◆ **Objective**
Gather the lines below that include the string "tiền", copying each in full.

----

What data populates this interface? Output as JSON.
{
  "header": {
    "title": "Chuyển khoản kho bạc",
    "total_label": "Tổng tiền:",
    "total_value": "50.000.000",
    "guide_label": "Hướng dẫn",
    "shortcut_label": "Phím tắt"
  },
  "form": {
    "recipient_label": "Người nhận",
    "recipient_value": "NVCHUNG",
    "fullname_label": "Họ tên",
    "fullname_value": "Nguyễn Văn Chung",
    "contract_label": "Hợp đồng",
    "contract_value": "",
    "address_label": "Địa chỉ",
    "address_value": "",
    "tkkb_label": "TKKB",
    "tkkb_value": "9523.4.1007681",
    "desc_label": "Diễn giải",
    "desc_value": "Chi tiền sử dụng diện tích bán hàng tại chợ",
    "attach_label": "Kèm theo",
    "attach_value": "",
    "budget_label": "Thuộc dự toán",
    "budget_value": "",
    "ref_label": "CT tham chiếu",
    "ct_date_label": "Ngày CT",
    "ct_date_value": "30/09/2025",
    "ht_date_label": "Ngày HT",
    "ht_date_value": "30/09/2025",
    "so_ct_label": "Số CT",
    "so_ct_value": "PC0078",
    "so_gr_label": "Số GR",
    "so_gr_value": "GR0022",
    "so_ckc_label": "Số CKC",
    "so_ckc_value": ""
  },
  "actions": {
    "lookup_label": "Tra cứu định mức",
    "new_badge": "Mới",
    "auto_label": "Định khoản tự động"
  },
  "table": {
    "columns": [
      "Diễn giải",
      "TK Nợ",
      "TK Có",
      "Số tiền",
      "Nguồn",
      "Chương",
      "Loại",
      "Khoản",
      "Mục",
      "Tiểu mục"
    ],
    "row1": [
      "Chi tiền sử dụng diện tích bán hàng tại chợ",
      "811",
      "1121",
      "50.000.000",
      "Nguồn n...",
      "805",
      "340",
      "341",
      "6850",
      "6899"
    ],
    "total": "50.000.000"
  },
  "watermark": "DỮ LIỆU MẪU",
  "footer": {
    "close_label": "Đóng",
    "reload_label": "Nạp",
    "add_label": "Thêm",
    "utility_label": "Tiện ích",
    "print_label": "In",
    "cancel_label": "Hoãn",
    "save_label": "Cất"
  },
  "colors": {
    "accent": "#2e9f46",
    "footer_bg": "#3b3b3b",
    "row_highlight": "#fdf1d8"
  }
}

----

◆ **Response**
    "total_label": "Tổng tiền:",
    "desc_value": "Chi tiền sử dụng diện tích bán hàng tại chợ",
      "Số tiền",
      "Chi tiền sử dụng diện tích bán hàng tại chợ",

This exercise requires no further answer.